(SHORT EXERCISE): Repeat the material in full. Keep every line exactly as it is.

(RECORDS PROVIDED):
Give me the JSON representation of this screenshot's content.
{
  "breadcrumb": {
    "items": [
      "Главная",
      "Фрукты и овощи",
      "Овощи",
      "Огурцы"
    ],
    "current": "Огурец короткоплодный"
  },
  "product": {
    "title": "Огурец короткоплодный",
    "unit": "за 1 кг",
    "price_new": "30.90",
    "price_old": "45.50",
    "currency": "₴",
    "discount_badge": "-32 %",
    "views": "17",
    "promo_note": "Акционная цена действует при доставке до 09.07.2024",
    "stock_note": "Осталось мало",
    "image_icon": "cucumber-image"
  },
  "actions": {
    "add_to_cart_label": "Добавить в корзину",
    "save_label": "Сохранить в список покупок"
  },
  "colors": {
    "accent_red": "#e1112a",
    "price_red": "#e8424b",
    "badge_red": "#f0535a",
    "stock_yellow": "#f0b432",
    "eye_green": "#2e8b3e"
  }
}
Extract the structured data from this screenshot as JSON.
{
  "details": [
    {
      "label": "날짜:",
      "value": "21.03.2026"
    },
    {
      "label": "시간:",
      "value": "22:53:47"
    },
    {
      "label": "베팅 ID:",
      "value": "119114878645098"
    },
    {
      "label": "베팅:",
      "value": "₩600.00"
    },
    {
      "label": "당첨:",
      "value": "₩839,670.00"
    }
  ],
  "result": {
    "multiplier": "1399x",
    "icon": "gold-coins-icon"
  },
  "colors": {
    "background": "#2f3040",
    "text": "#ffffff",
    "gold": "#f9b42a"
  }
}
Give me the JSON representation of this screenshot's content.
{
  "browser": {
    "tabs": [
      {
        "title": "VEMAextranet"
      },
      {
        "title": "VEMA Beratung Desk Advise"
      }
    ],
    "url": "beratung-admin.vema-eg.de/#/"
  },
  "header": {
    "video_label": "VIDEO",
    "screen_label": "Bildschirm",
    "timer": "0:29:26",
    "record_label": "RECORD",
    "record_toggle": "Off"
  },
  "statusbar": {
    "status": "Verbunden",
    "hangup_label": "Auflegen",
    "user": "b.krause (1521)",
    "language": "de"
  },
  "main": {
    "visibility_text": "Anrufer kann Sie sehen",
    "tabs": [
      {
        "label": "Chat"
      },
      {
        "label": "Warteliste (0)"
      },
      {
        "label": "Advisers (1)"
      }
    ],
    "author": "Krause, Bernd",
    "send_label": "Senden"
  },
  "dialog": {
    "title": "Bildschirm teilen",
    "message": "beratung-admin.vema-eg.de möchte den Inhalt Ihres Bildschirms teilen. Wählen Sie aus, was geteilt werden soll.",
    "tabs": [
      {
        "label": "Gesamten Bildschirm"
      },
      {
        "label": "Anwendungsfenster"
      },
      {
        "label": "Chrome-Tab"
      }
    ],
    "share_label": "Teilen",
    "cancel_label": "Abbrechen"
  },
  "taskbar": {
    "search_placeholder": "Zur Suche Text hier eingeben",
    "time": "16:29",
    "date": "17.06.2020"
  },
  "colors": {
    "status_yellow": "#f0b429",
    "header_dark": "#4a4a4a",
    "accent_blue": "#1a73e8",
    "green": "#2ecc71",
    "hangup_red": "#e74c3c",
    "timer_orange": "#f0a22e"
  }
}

(THE REPLY):
Give me the JSON representation of this screenshot's content.
{
  "breadcrumb": {
    "items": [
      "Главная",
      "Фрукты и овощи",
      "Овощи",
      "Огурцы"
    ],
    "current": "Огурец короткоплодный"
  },
  "product": {
    "title": "Огурец короткоплодный",
    "unit": "за 1 кг",
    "price_new": "30.90",
    "price_old": "45.50",
    "currency": "₴",
    "discount_badge": "-32 %",
    "views": "17",
    "promo_note": "Акционная цена действует при доставке до 09.07.2024",
    "stock_note": "Осталось мало",
    "image_icon": "cucumber-image"
  },
  "actions": {
    "add_to_cart_label": "Добавить в корзину",
    "save_label": "Сохранить в список покупок"
  },
  "colors": {
    "accent_red": "#e1112a",
    "price_red": "#e8424b",
    "badge_red": "#f0535a",
    "stock_yellow": "#f0b432",
    "eye_green": "#2e8b3e"
  }
}
Extract the structured data from this screenshot as JSON.
{
  "details": [
    {
      "label": "날짜:",
      "value": "21.03.2026"
    },
    {
      "label": "시간:",
      "value": "22:53:47"
    },
    {
      "label": "베팅 ID:",
      "value": "119114878645098"
    },
    {
      "label": "베팅:",
      "value": "₩600.00"
    },
    {
      "label": "당첨:",
      "value": "₩839,670.00"
    }
  ],
  "result": {
    "multiplier": "1399x",
    "icon": "gold-coins-icon"
  },
  "colors": {
    "background": "#2f3040",
    "text": "#ffffff",
    "gold": "#f9b42a"
  }
}
Give me the JSON representation of this screenshot's content.
{
  "browser": {
    "tabs": [
      {
        "title": "VEMAextranet"
      },
      {
        "title": "VEMA Beratung Desk Advise"
      }
    ],
    "url": "beratung-admin.vema-eg.de/#/"
  },
  "header": {
    "video_label": "VIDEO",
    "screen_label": "Bildschirm",
    "timer": "0:29:26",
    "record_label": "RECORD",
    "record_toggle": "Off"
  },
  "statusbar": {
    "status": "Verbunden",
    "hangup_label": "Auflegen",
    "user": "b.krause (1521)",
    "language": "de"
  },
  "main": {
    "visibility_text": "Anrufer kann Sie sehen",
    "tabs": [
      {
        "label": "Chat"
      },
      {
        "label": "Warteliste (0)"
      },
      {
        "label": "Advisers (1)"
      }
    ],
    "author": "Krause, Bernd",
    "send_label": "Senden"
  },
  "dialog": {
    "title": "Bildschirm teilen",
    "message": "beratung-admin.vema-eg.de möchte den Inhalt Ihres Bildschirms teilen. Wählen Sie aus, was geteilt werden soll.",
    "tabs": [
      {
        "label": "Gesamten Bildschirm"
      },
      {
        "label": "Anwendungsfenster"
      },
      {
        "label": "Chrome-Tab"
      }
    ],
    "share_label": "Teilen",
    "cancel_label": "Abbrechen"
  },
  "taskbar": {
    "search_placeholder": "Zur Suche Text hier eingeben",
    "time": "16:29",
    "date": "17.06.2020"
  },
  "colors": {
    "status_yellow": "#f0b429",
    "header_dark": "#4a4a4a",
    "accent_blue": "#1a73e8",
    "green": "#2ecc71",
    "hangup_red": "#e74c3c",
    "timer_orange": "#f0a22e"
  }
}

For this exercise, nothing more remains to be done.